Given exercise: Recast every line of the records below as a Markdown table with two columns, Row (its sequence number) and Entry (the line itself). Omit blank lines and the pictures.

Data listing:
-- Start --

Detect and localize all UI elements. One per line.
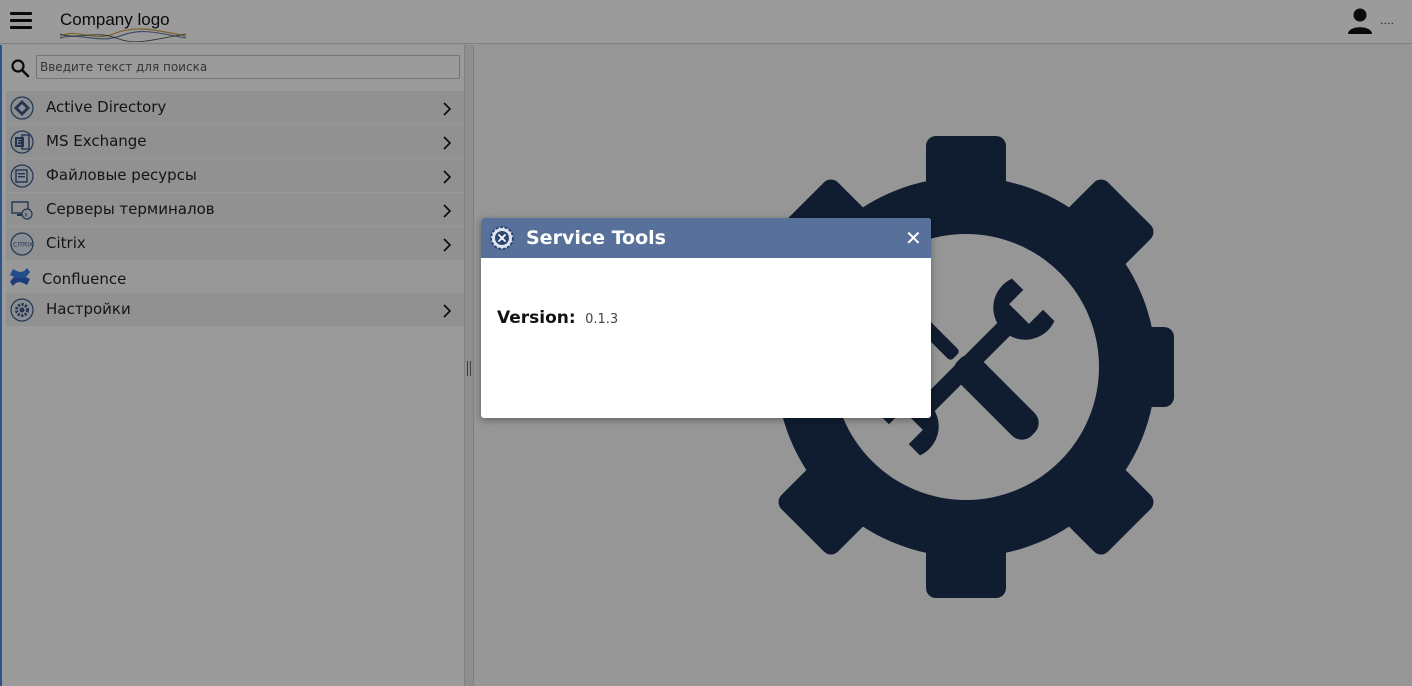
service-tools-dialog: Service Tools ✕ Version: 0.1.3 xyxy=(481,218,931,418)
dialog-header: Service Tools ✕ xyxy=(481,218,931,258)
version-label: Version: xyxy=(497,308,576,328)
version-value: 0.1.3 xyxy=(585,312,619,327)
close-icon[interactable]: ✕ xyxy=(905,228,922,248)
dialog-title: Service Tools xyxy=(526,227,666,249)
version-row: Version: 0.1.3 xyxy=(497,308,618,328)
service-tools-icon xyxy=(490,226,514,250)
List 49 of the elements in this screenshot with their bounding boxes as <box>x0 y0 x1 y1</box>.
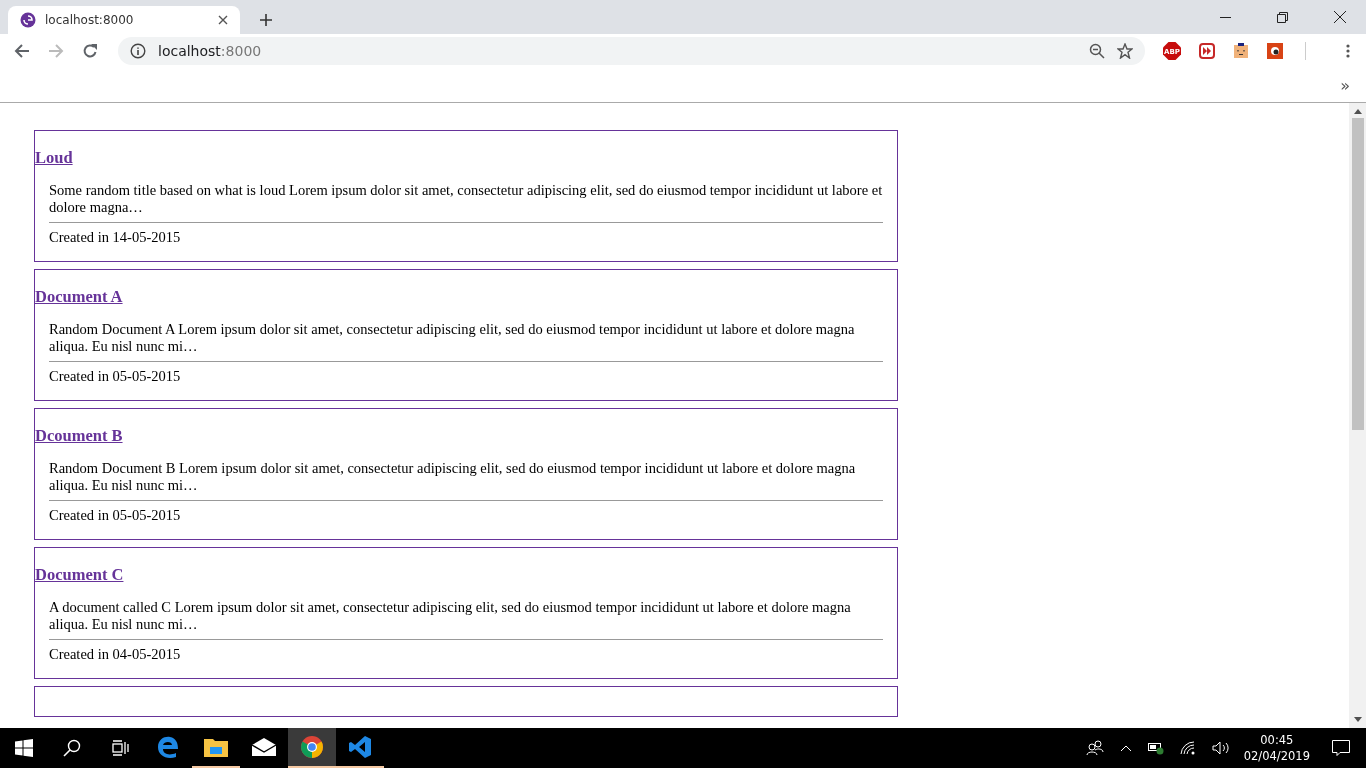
site-icon <box>20 12 36 28</box>
post-date: Created in 05-05-2015 <box>49 368 182 385</box>
envelope-icon <box>252 738 276 756</box>
code-editor-icon <box>349 736 371 758</box>
close-icon[interactable] <box>1334 11 1346 23</box>
post-excerpt: A document called C Lorem ipsum dolor sit amet, consectetur adipiscing elit, sed do eiusmod tempor incididunt ut labore et dolore magna aliqua. Eu nisl nunc mi… <box>49 599 852 633</box>
address-bar[interactable]: localhost:8000 <box>118 37 1145 65</box>
search-icon[interactable] <box>63 739 81 757</box>
scroll-up-icon[interactable] <box>1353 109 1362 114</box>
e-letter-icon <box>157 736 179 758</box>
scrollbar[interactable] <box>1349 103 1366 728</box>
more-bookmarks-button[interactable]: » <box>1340 75 1350 95</box>
post-title-link[interactable]: Document A <box>35 287 123 307</box>
face-box-icon[interactable] <box>1233 43 1249 59</box>
info-icon <box>130 43 146 59</box>
people-icon[interactable] <box>1085 740 1104 756</box>
post-title-link[interactable]: Loud <box>35 148 73 168</box>
notification-icon[interactable] <box>1332 740 1350 756</box>
chrome-icon <box>301 736 323 758</box>
back-icon[interactable] <box>14 43 30 59</box>
task-view-icon[interactable] <box>111 740 129 756</box>
speaker-icon[interactable] <box>1211 741 1230 755</box>
post-excerpt: Random Document A Lorem ipsum dolor sit amet, consectetur adipiscing elit, sed do eiusmod tempor incididunt ut labore et dolore magna aliqua. Eu nisl nunc mi… <box>49 321 856 355</box>
zoom-out-icon[interactable] <box>1089 43 1105 59</box>
wifi-icon[interactable] <box>1179 741 1196 755</box>
post-excerpt: Some random title based on what is loud Lorem ipsum dolor sit amet, consectetur adipiscing elit, sed do eiusmod tempor incididunt ut labore et dolore magna… <box>49 182 883 216</box>
windows-start-icon[interactable] <box>15 739 33 757</box>
clock[interactable]: 00:45 02/04/2019 <box>1243 732 1310 764</box>
close-tab-icon[interactable] <box>218 15 228 25</box>
post-date: Created in 14-05-2015 <box>49 229 182 246</box>
tab-title: localhost:8000 <box>45 13 135 27</box>
scrollbar-thumb[interactable] <box>1351 118 1364 430</box>
post-title-link[interactable]: Document C <box>35 565 124 585</box>
taskbar-app[interactable] <box>288 728 336 768</box>
reload-icon[interactable] <box>82 43 98 59</box>
browser-tab[interactable]: localhost:8000 <box>8 6 240 34</box>
chevron-up-icon[interactable] <box>1119 744 1132 752</box>
post-date: Created in 05-05-2015 <box>49 507 182 524</box>
menu-icon[interactable] <box>1346 44 1350 58</box>
battery-icon[interactable] <box>1147 741 1164 755</box>
restore-icon[interactable] <box>1277 12 1288 23</box>
folder-icon <box>204 737 228 757</box>
new-tab-icon[interactable] <box>259 13 273 27</box>
post-title-link[interactable]: Dcoument B <box>35 426 123 446</box>
post-date: Created in 04-05-2015 <box>49 646 182 663</box>
fast-forward-icon[interactable] <box>1199 43 1215 59</box>
post-excerpt: Random Document B Lorem ipsum dolor sit amet, consectetur adipiscing elit, sed do eiusmod tempor incididunt ut labore et dolore magna aliqua. Eu nisl nunc mi… <box>49 460 857 494</box>
star-icon[interactable] <box>1117 43 1133 59</box>
scroll-down-icon[interactable] <box>1353 717 1362 722</box>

-- End --

Exercise output:
| Row | Entry |
|---|---|
| 1 | Detect and localize all UI elements. One per line. |
| 2 | service-tools-dialog: Service Tools ✕ Version: 0.1.3 xyxy=(481,218,931,418) |
| 3 | dialog-header: Service Tools ✕ xyxy=(481,218,931,258) |
| 4 | version-label: Version: xyxy=(497,308,576,328) |
| 5 | version-value: 0.1.3 xyxy=(585,312,619,327) |
| 6 | close-icon[interactable]: ✕ xyxy=(905,228,922,248) |
| 7 | dialog-title: Service Tools xyxy=(526,227,666,249) |
| 8 | version-row: Version: 0.1.3 xyxy=(497,308,618,328) |
| 9 | service-tools-icon xyxy=(490,226,514,250) |
| 10 | List 49 of the elements in this screenshot with their bounding boxes as <box>x0 y0 x1 y1</box>. |
| 11 | site-icon <box>20 12 36 28</box> |
| 12 | post-date: Created in 05-05-2015 <box>49 368 182 385</box> |
| 13 | envelope-icon <box>252 738 276 756</box> |
| 14 | code-editor-icon <box>349 736 371 758</box> |
| 15 | close-icon[interactable] <box>1334 11 1346 23</box> |
| 16 | post-excerpt: A document called C Lorem ipsum dolor sit amet, consectetur adipiscing elit, sed do eiusmod tempor incididunt ut labore et dolore magna aliqua. Eu nisl nunc mi… <box>49 599 852 633</box> |
| 17 | address-bar[interactable]: localhost:8000 <box>118 37 1145 65</box> |
| 18 | search-icon[interactable] <box>63 739 81 757</box> |
| 19 | scroll-up-icon[interactable] <box>1353 109 1362 114</box> |
| 20 | e-letter-icon <box>157 736 179 758</box> |
| 21 | scrollbar[interactable] <box>1349 103 1366 728</box> |
| 22 | more-bookmarks-button[interactable]: » <box>1340 75 1350 95</box> |
| 23 | post-title-link[interactable]: Document A <box>35 287 123 307</box> |
| 24 | face-box-icon[interactable] <box>1233 43 1249 59</box> |
| 25 | info-icon <box>130 43 146 59</box> |
| 26 | people-icon[interactable] <box>1085 740 1104 756</box> |
| 27 | post-title-link[interactable]: Loud <box>35 148 73 168</box> |
| 28 | notification-icon[interactable] <box>1332 740 1350 756</box> |
| 29 | chrome-icon <box>301 736 323 758</box> |
| 30 | back-icon[interactable] <box>14 43 30 59</box> |
| 31 | task-view-icon[interactable] <box>111 740 129 756</box> |
| 32 | speaker-icon[interactable] <box>1211 741 1230 755</box> |
| 33 | post-excerpt: Random Document A Lorem ipsum dolor sit amet, consectetur adipiscing elit, sed do eiusmod tempor incididunt ut labore et dolore magna aliqua. Eu nisl nunc mi… <box>49 321 856 355</box> |
| 34 | zoom-out-icon[interactable] <box>1089 43 1105 59</box> |
| 35 | wifi-icon[interactable] <box>1179 741 1196 755</box> |
| 36 | post-excerpt: Some random title based on what is loud Lorem ipsum dolor sit amet, consectetur adipiscing elit, sed do eiusmod tempor incididunt ut labore et dolore magna… <box>49 182 883 216</box> |
| 37 | windows-start-icon[interactable] <box>15 739 33 757</box> |
| 38 | clock[interactable]: 00:45 02/04/2019 <box>1243 732 1310 764</box> |
| 39 | close-tab-icon[interactable] <box>218 15 228 25</box> |
| 40 | post-date: Created in 14-05-2015 <box>49 229 182 246</box> |
| 41 | tab-title: localhost:8000 <box>45 13 135 27</box> |
| 42 | scrollbar-thumb[interactable] <box>1351 118 1364 430</box> |
| 43 | post-title-link[interactable]: Document C <box>35 565 124 585</box> |
| 44 | taskbar-app[interactable] <box>288 728 336 768</box> |
| 45 | reload-icon[interactable] <box>82 43 98 59</box> |
| 46 | browser-tab[interactable]: localhost:8000 <box>8 6 240 34</box> |
| 47 | chevron-up-icon[interactable] <box>1119 744 1132 752</box> |
| 48 | post-date: Created in 05-05-2015 <box>49 507 182 524</box> |
| 49 | menu-icon[interactable] <box>1346 44 1350 58</box> |
| 50 | battery-icon[interactable] <box>1147 741 1164 755</box> |
| 51 | restore-icon[interactable] <box>1277 12 1288 23</box> |
| 52 | folder-icon <box>204 737 228 757</box> |
| 53 | new-tab-icon[interactable] <box>259 13 273 27</box> |
| 54 | post-title-link[interactable]: Dcoument B <box>35 426 123 446</box> |
| 55 | post-date: Created in 04-05-2015 <box>49 646 182 663</box> |
| 56 | fast-forward-icon[interactable] <box>1199 43 1215 59</box> |
| 57 | post-excerpt: Random Document B Lorem ipsum dolor sit amet, consectetur adipiscing elit, sed do eiusmod tempor incididunt ut labore et dolore magna aliqua. Eu nisl nunc mi… <box>49 460 857 494</box> |
| 58 | star-icon[interactable] <box>1117 43 1133 59</box> |
| 59 | scroll-down-icon[interactable] <box>1353 717 1362 722</box> |